--- Start of Source records ---

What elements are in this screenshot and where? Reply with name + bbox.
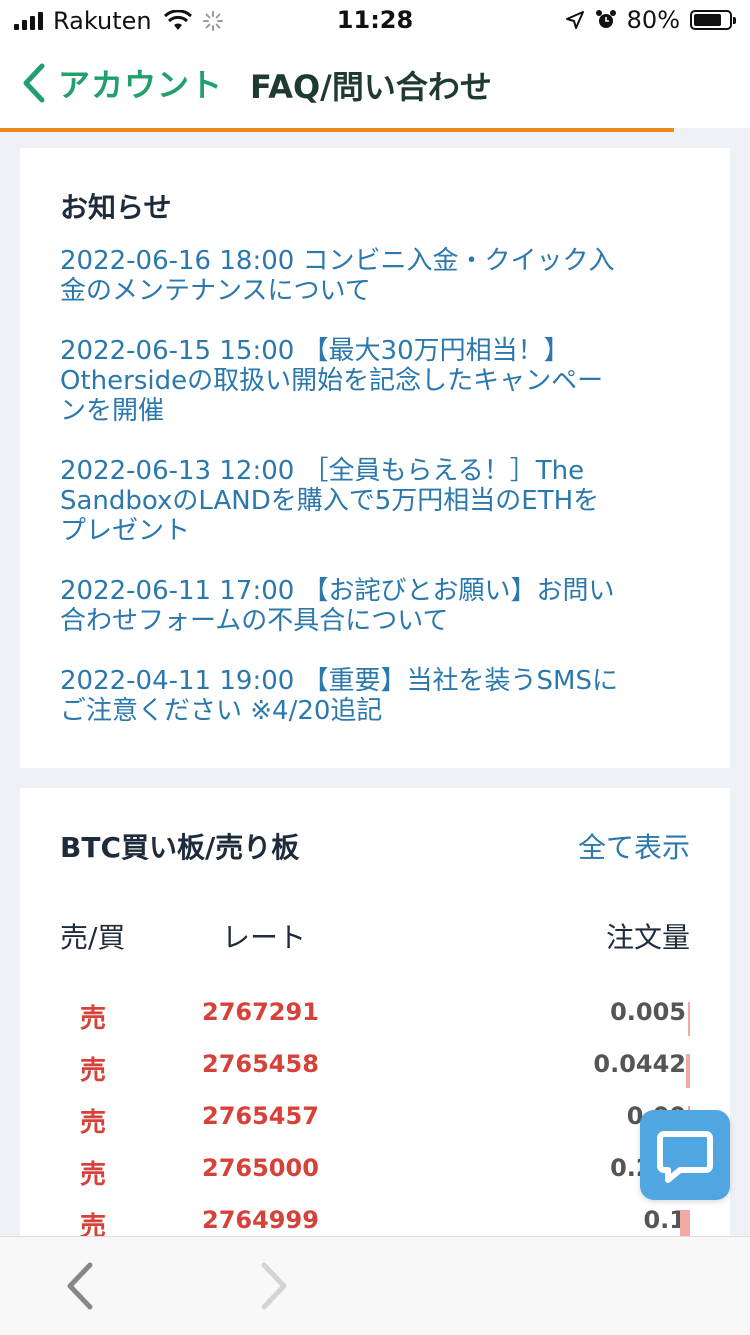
battery-percent: 80% <box>626 6 680 34</box>
news-link-text: Othersideの取扱い開始を記念したキャンペー <box>60 366 604 396</box>
order-side: 売 <box>80 1108 107 1138</box>
bottom-toolbar <box>0 1236 750 1335</box>
back-button-label: アカウント <box>58 66 224 104</box>
order-rate: 2765457 <box>202 1102 319 1130</box>
order-rate: 2764999 <box>202 1206 319 1234</box>
location-arrow-icon <box>565 11 584 29</box>
navigation-bar: アカウント FAQ/問い合わせ <box>0 40 750 128</box>
news-link-text: 金のメンテナンスについて <box>60 276 371 306</box>
column-header-side: 売/買 <box>60 921 126 954</box>
news-link-text: SandboxのLANDを購入で5万円相当のETHを <box>60 486 600 516</box>
status-right: 80% <box>565 6 736 34</box>
battery-icon <box>690 10 736 30</box>
alarm-clock-icon <box>595 10 616 28</box>
order-side: 売 <box>80 1004 107 1034</box>
order-side: 売 <box>80 1160 107 1190</box>
chat-button[interactable] <box>640 1110 730 1200</box>
order-rate: 2767291 <box>202 998 319 1026</box>
news-heading: お知らせ <box>60 191 172 224</box>
news-link[interactable]: 2022-06-11 17:00 【お詫びとお願い】お問い 合わせフォームの不具… <box>60 576 680 636</box>
news-link-text: 合わせフォームの不具合について <box>60 606 449 636</box>
news-link[interactable]: 2022-06-13 12:00 ［全員もらえる！］The SandboxのLA… <box>60 456 680 546</box>
chevron-left-icon <box>23 63 45 103</box>
order-rate: 2765458 <box>202 1050 319 1078</box>
browser-back-icon[interactable] <box>62 1261 98 1311</box>
volume-bar <box>686 1054 690 1088</box>
order-row[interactable]: 売 2765457 0.00 <box>20 1102 730 1154</box>
browser-forward-icon[interactable] <box>256 1261 292 1311</box>
column-header-quantity: 注文量 <box>605 921 690 954</box>
news-link-text: 2022-04-11 19:00 【重要】当社を装うSMSに <box>60 666 618 696</box>
news-link[interactable]: 2022-04-11 19:00 【重要】当社を装うSMSに ご注意ください ※… <box>60 666 680 726</box>
news-link-text: 2022-06-13 12:00 ［全員もらえる！］The <box>60 456 585 486</box>
back-button[interactable]: アカウント <box>14 58 223 108</box>
page-load-progress-bar <box>0 128 674 132</box>
news-link-text: ンを開催 <box>60 396 165 426</box>
order-book-heading: BTC買い板/売り板 <box>60 831 300 864</box>
volume-bar <box>688 1002 690 1036</box>
news-card: お知らせ 2022-06-16 18:00 コンビニ入金・クイック入 金のメンテ… <box>20 148 730 768</box>
column-header-rate: レート <box>222 921 307 954</box>
order-quantity: 0.0442 <box>593 1050 686 1078</box>
chat-bubble-icon <box>657 1131 713 1183</box>
order-row[interactable]: 売 2767291 0.005 <box>20 998 730 1050</box>
order-row[interactable]: 売 2765458 0.0442 <box>20 1050 730 1102</box>
order-side: 売 <box>80 1056 107 1086</box>
news-link-text: 2022-06-11 17:00 【お詫びとお願い】お問い <box>60 576 615 606</box>
order-book-rows: 売 2767291 0.005 売 2765458 0.0442 売 27654… <box>20 998 730 1258</box>
news-link-text: プレゼント <box>60 516 191 546</box>
news-link[interactable]: 2022-06-15 15:00 【最大30万円相当！】 Othersideの取… <box>60 336 680 426</box>
news-link-text: 2022-06-15 15:00 【最大30万円相当！】 <box>60 336 570 366</box>
page-title: FAQ/問い合わせ <box>250 68 492 106</box>
news-link[interactable]: 2022-06-16 18:00 コンビニ入金・クイック入 金のメンテナンスにつ… <box>60 246 680 306</box>
news-link-text: 2022-06-16 18:00 コンビニ入金・クイック入 <box>60 246 615 276</box>
order-row[interactable]: 売 2765000 0.202 <box>20 1154 730 1206</box>
order-book-card: BTC買い板/売り板 全て表示 売/買 レート 注文量 売 2767291 0.… <box>20 788 730 1248</box>
order-quantity: 0.005 <box>610 998 686 1026</box>
news-list: 2022-06-16 18:00 コンビニ入金・クイック入 金のメンテナンスにつ… <box>60 246 680 756</box>
status-bar: Rakuten 11:28 80% <box>0 0 750 40</box>
show-all-link[interactable]: 全て表示 <box>578 826 690 866</box>
news-link-text: ご注意ください ※4/20追記 <box>60 696 383 726</box>
battery-fill <box>694 14 721 26</box>
order-rate: 2765000 <box>202 1154 319 1182</box>
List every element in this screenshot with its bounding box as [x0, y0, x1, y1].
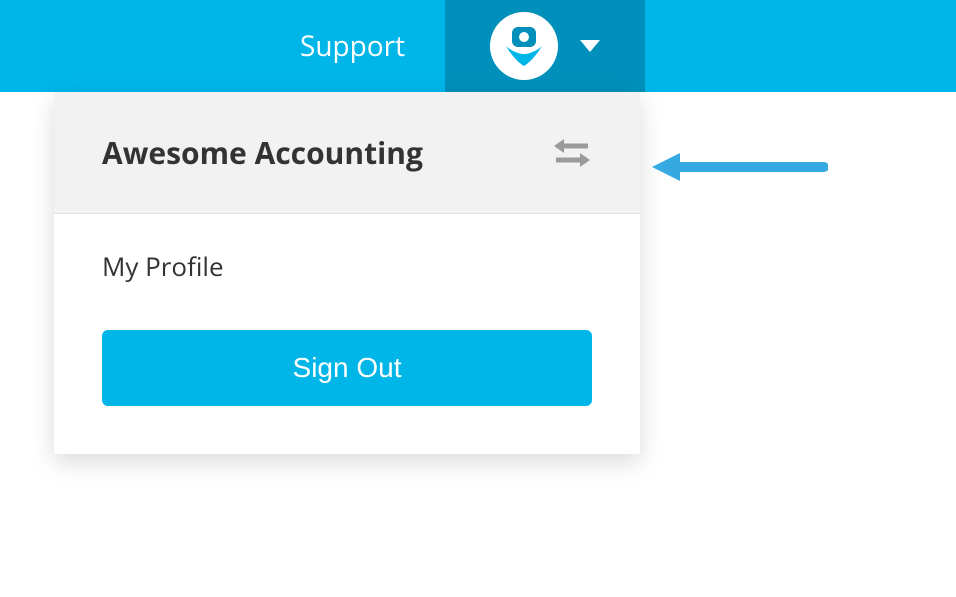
annotation-arrow-icon — [648, 147, 828, 187]
account-dropdown: Awesome Accounting My Profile Sign Out — [54, 92, 640, 454]
account-name: Awesome Accounting — [102, 132, 423, 173]
switch-account-button[interactable] — [552, 136, 592, 170]
dropdown-body: My Profile Sign Out — [54, 214, 640, 454]
topbar: Support — [0, 0, 956, 92]
switch-icon — [552, 136, 592, 170]
my-profile-link[interactable]: My Profile — [102, 248, 592, 284]
person-location-icon — [500, 22, 548, 70]
avatar — [490, 12, 558, 80]
sign-out-button[interactable]: Sign Out — [102, 330, 592, 406]
dropdown-header: Awesome Accounting — [54, 92, 640, 214]
support-link[interactable]: Support — [300, 27, 405, 65]
chevron-down-icon — [580, 40, 600, 52]
account-menu-trigger[interactable] — [445, 0, 645, 92]
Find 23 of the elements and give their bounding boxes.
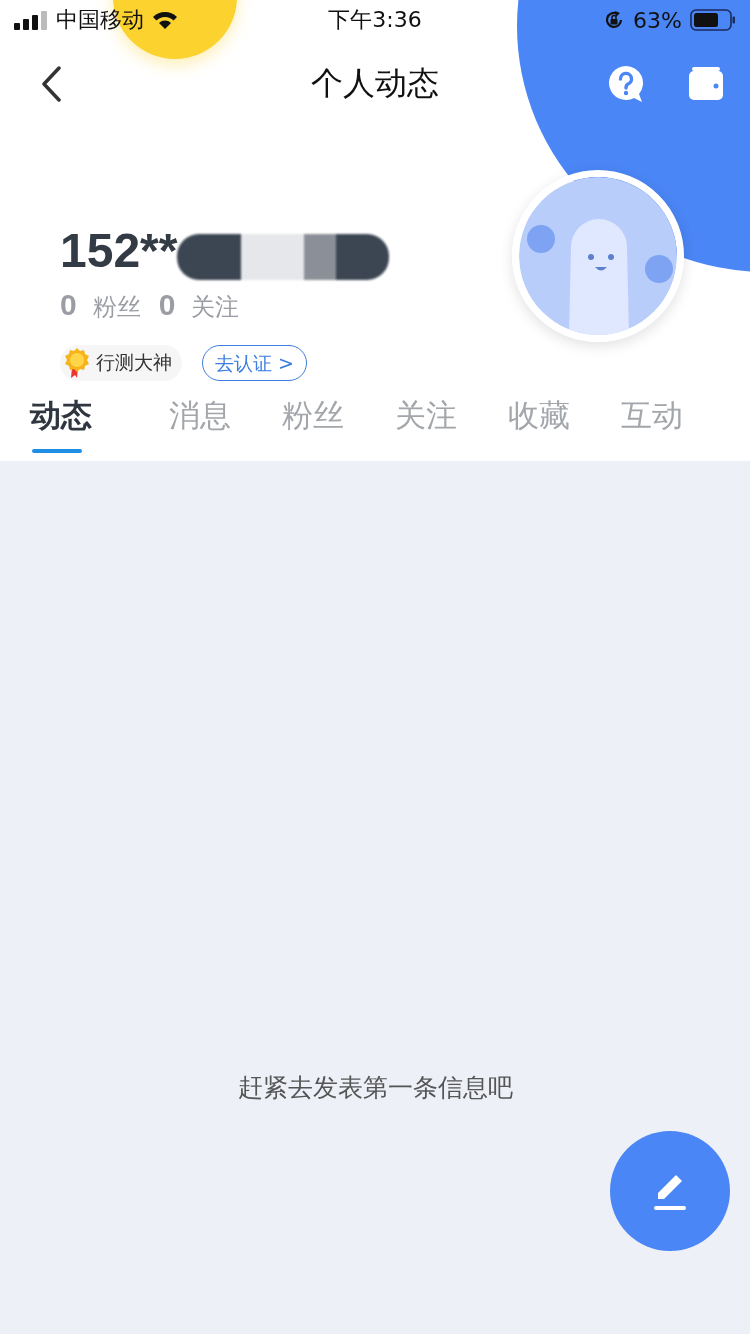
following-label: 关注 (191, 292, 240, 323)
wallet-icon[interactable] (688, 67, 724, 101)
tab[interactable]: 动态 (30, 387, 143, 453)
tab[interactable]: 互动 (595, 387, 708, 453)
tab[interactable]: 收藏 (482, 387, 595, 453)
following-count: 0 (158, 288, 176, 322)
badge-label: 行测大神 (96, 350, 172, 375)
back-icon[interactable] (40, 66, 62, 102)
page-title: 个人动态 (310, 63, 440, 104)
help-icon[interactable] (606, 64, 646, 104)
battery-icon (690, 9, 736, 31)
wifi-icon (152, 10, 178, 30)
battery-percent: 63% (633, 7, 682, 33)
username: 152** (60, 222, 178, 278)
tab[interactable]: 关注 (369, 387, 482, 453)
tab[interactable]: 消息 (143, 387, 256, 453)
empty-message: 赶紧去发表第一条信息吧 (237, 1072, 513, 1104)
signal-icon (14, 10, 48, 30)
status-time: 下午3:36 (328, 6, 422, 34)
followers-count: 0 (60, 288, 77, 322)
tab[interactable]: 粉丝 (256, 387, 369, 453)
medal-icon (64, 347, 90, 379)
followers-label: 粉丝 (92, 292, 141, 323)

--- End of Source records ---

Directive
Please transcribe the items above line for line, leaving out the pictures.

Solution to this exercise
What elements are in this screenshot and where? Reply with name + bbox.
battery-percent: 80% <box>626 6 680 34</box>
news-link-text: Othersideの取扱い開始を記念したキャンペー <box>60 366 604 396</box>
order-side: 売 <box>80 1108 107 1138</box>
bottom-toolbar <box>0 1236 750 1335</box>
back-button-label: アカウント <box>58 66 224 104</box>
order-rate: 2765457 <box>202 1102 319 1130</box>
order-rate: 2764999 <box>202 1206 319 1234</box>
location-arrow-icon <box>565 11 584 29</box>
navigation-bar: アカウント FAQ/問い合わせ <box>0 40 750 128</box>
news-link-text: 金のメンテナンスについて <box>60 276 371 306</box>
column-header-side: 売/買 <box>60 921 126 954</box>
news-link-text: SandboxのLANDを購入で5万円相当のETHを <box>60 486 600 516</box>
status-right: 80% <box>565 6 736 34</box>
battery-icon <box>690 10 736 30</box>
alarm-clock-icon <box>595 10 616 28</box>
order-side: 売 <box>80 1004 107 1034</box>
order-side: 売 <box>80 1160 107 1190</box>
chat-button[interactable] <box>640 1110 730 1200</box>
order-rate: 2767291 <box>202 998 319 1026</box>
news-heading: お知らせ <box>60 191 172 224</box>
news-link[interactable]: 2022-06-11 17:00 【お詫びとお願い】お問い 合わせフォームの不具… <box>60 576 680 636</box>
news-link-text: 合わせフォームの不具合について <box>60 606 449 636</box>
news-link[interactable]: 2022-06-13 12:00 ［全員もらえる！］The SandboxのLA… <box>60 456 680 546</box>
chevron-left-icon <box>23 63 45 103</box>
order-rate: 2765458 <box>202 1050 319 1078</box>
browser-back-icon[interactable] <box>62 1261 98 1311</box>
volume-bar <box>686 1054 690 1088</box>
order-row[interactable]: 売 2765457 0.00 <box>20 1102 730 1154</box>
browser-forward-icon[interactable] <box>256 1261 292 1311</box>
column-header-quantity: 注文量 <box>605 921 690 954</box>
news-link-text: 2022-04-11 19:00 【重要】当社を装うSMSに <box>60 666 618 696</box>
news-link[interactable]: 2022-04-11 19:00 【重要】当社を装うSMSに ご注意ください ※… <box>60 666 680 726</box>
news-link-text: 2022-06-13 12:00 ［全員もらえる！］The <box>60 456 585 486</box>
back-button[interactable]: アカウント <box>14 58 223 108</box>
page-load-progress-bar <box>0 128 674 132</box>
news-link-text: ンを開催 <box>60 396 165 426</box>
order-book-heading: BTC買い板/売り板 <box>60 831 300 864</box>
volume-bar <box>688 1002 690 1036</box>
news-card: お知らせ 2022-06-16 18:00 コンビニ入金・クイック入 金のメンテ… <box>20 148 730 768</box>
column-header-rate: レート <box>222 921 307 954</box>
order-quantity: 0.0442 <box>593 1050 686 1078</box>
chat-bubble-icon <box>657 1131 713 1183</box>
order-row[interactable]: 売 2767291 0.005 <box>20 998 730 1050</box>
order-row[interactable]: 売 2765458 0.0442 <box>20 1050 730 1102</box>
order-side: 売 <box>80 1056 107 1086</box>
news-link-text: 2022-06-11 17:00 【お詫びとお願い】お問い <box>60 576 615 606</box>
order-book-rows: 売 2767291 0.005 売 2765458 0.0442 売 27654… <box>20 998 730 1258</box>
news-link-text: プレゼント <box>60 516 191 546</box>
news-link[interactable]: 2022-06-15 15:00 【最大30万円相当！】 Othersideの取… <box>60 336 680 426</box>
news-link-text: 2022-06-15 15:00 【最大30万円相当！】 <box>60 336 570 366</box>
page-title: FAQ/問い合わせ <box>250 68 492 106</box>
news-link[interactable]: 2022-06-16 18:00 コンビニ入金・クイック入 金のメンテナンスにつ… <box>60 246 680 306</box>
news-link-text: 2022-06-16 18:00 コンビニ入金・クイック入 <box>60 246 615 276</box>
order-row[interactable]: 売 2765000 0.202 <box>20 1154 730 1206</box>
order-book-card: BTC買い板/売り板 全て表示 売/買 レート 注文量 売 2767291 0.… <box>20 788 730 1248</box>
order-quantity: 0.005 <box>610 998 686 1026</box>
news-list: 2022-06-16 18:00 コンビニ入金・クイック入 金のメンテナンスにつ… <box>60 246 680 756</box>
status-bar: Rakuten 11:28 80% <box>0 0 750 40</box>
show-all-link[interactable]: 全て表示 <box>578 826 690 866</box>
news-link-text: ご注意ください ※4/20追記 <box>60 696 383 726</box>
battery-fill <box>694 14 721 26</box>
order-rate: 2765000 <box>202 1154 319 1182</box>
List every element in this screenshot with its bounding box as [x0, y0, x1, y1].
annotation-arrow-icon — [648, 147, 828, 187]
account-dropdown: Awesome Accounting My Profile Sign Out — [54, 92, 640, 454]
account-name: Awesome Accounting — [102, 132, 423, 173]
switch-account-button[interactable] — [552, 136, 592, 170]
dropdown-body: My Profile Sign Out — [54, 214, 640, 454]
topbar: Support — [0, 0, 956, 92]
switch-icon — [552, 136, 592, 170]
my-profile-link[interactable]: My Profile — [102, 248, 592, 284]
person-location-icon — [500, 22, 548, 70]
avatar — [490, 12, 558, 80]
sign-out-button[interactable]: Sign Out — [102, 330, 592, 406]
dropdown-header: Awesome Accounting — [54, 92, 640, 214]
support-link[interactable]: Support — [300, 27, 405, 65]
chevron-down-icon — [580, 40, 600, 52]
account-menu-trigger[interactable] — [445, 0, 645, 92]
Find 23 of the elements and give their bounding boxes.
following-label: 关注 (191, 292, 240, 323)
wallet-icon[interactable] (688, 67, 724, 101)
tab[interactable]: 动态 (30, 387, 143, 453)
tab[interactable]: 互动 (595, 387, 708, 453)
tab[interactable]: 收藏 (482, 387, 595, 453)
following-count: 0 (158, 288, 176, 322)
badge-label: 行测大神 (96, 350, 172, 375)
back-icon[interactable] (40, 66, 62, 102)
page-title: 个人动态 (310, 63, 440, 104)
help-icon[interactable] (606, 64, 646, 104)
battery-icon (690, 9, 736, 31)
wifi-icon (152, 10, 178, 30)
battery-percent: 63% (633, 7, 682, 33)
username: 152** (60, 222, 178, 278)
tab[interactable]: 关注 (369, 387, 482, 453)
tab[interactable]: 消息 (143, 387, 256, 453)
empty-message: 赶紧去发表第一条信息吧 (237, 1072, 513, 1104)
signal-icon (14, 10, 48, 30)
status-time: 下午3:36 (328, 6, 422, 34)
followers-count: 0 (60, 288, 77, 322)
tab[interactable]: 粉丝 (256, 387, 369, 453)
medal-icon (64, 347, 90, 379)
followers-label: 粉丝 (92, 292, 141, 323)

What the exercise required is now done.